### Data excerpts
:::::

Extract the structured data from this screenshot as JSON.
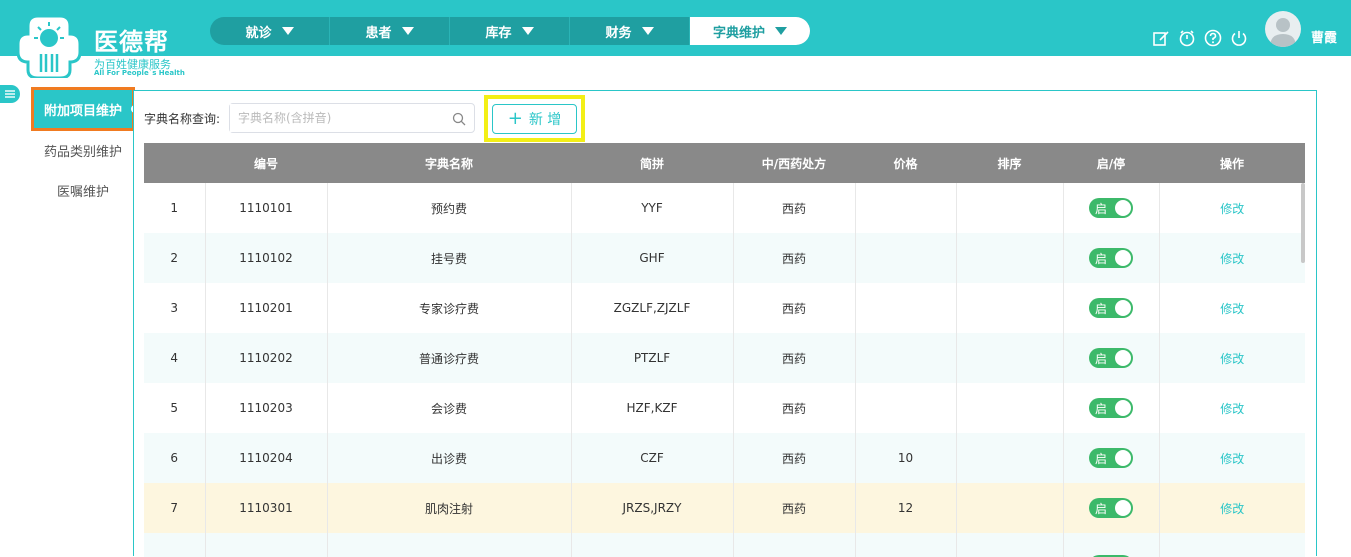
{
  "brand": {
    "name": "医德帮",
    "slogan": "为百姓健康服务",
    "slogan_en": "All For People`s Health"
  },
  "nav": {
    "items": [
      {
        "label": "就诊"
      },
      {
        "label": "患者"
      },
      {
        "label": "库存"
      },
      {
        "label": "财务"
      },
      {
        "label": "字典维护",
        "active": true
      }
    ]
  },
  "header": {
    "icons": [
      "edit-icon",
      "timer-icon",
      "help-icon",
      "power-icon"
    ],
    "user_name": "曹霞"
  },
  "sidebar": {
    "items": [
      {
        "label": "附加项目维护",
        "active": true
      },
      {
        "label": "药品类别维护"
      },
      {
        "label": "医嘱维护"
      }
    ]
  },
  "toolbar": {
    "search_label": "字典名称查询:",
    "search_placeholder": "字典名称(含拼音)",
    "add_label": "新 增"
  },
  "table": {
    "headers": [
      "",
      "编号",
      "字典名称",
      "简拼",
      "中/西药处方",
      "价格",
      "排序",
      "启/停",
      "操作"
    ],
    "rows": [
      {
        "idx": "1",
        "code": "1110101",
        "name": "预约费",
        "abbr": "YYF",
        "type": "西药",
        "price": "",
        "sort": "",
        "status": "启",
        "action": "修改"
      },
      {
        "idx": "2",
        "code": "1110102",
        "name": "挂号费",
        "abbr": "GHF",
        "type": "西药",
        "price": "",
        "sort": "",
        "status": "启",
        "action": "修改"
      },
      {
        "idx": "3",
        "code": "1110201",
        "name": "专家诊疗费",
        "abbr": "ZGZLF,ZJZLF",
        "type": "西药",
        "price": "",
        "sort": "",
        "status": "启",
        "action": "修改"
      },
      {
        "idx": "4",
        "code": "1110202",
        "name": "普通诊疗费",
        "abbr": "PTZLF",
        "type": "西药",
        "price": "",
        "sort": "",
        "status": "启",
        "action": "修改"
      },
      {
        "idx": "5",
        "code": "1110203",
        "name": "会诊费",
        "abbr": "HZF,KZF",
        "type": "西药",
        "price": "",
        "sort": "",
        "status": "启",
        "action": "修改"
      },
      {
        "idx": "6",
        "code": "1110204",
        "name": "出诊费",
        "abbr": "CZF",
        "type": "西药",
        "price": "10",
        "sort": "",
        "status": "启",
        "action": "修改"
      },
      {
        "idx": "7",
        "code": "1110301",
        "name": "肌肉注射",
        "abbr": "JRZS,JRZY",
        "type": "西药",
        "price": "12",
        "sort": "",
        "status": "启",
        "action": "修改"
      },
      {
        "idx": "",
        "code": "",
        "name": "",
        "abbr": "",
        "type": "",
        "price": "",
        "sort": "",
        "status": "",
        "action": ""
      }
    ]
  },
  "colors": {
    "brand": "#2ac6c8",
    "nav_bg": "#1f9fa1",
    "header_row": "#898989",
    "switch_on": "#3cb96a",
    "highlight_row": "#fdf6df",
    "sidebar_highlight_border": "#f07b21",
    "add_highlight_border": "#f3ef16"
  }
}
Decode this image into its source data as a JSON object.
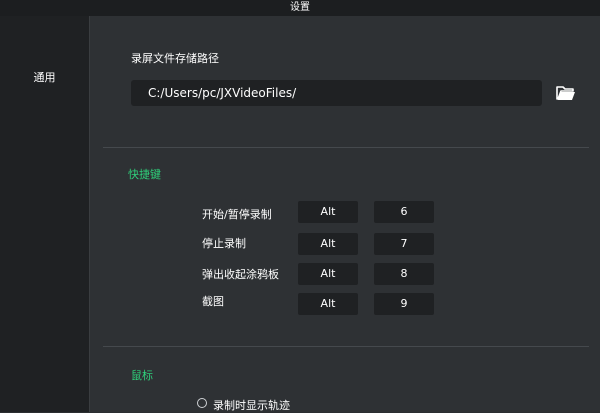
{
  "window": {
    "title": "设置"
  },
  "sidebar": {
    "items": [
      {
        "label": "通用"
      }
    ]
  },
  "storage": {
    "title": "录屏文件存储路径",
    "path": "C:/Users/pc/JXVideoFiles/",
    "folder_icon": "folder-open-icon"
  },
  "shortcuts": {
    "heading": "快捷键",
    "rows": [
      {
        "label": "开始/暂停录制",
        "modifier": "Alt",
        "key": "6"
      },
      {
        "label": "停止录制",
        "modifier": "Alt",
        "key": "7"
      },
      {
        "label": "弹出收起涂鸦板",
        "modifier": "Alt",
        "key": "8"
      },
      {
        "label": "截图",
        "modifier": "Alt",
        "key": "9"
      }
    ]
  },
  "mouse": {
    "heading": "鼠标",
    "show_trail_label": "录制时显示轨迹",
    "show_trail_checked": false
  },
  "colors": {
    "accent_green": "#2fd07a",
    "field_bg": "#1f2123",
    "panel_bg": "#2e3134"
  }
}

:::::

### Problem to work on
Check each line of the records for the string "JSON" and state how many lines contain it. Give only the number.

### Task response
2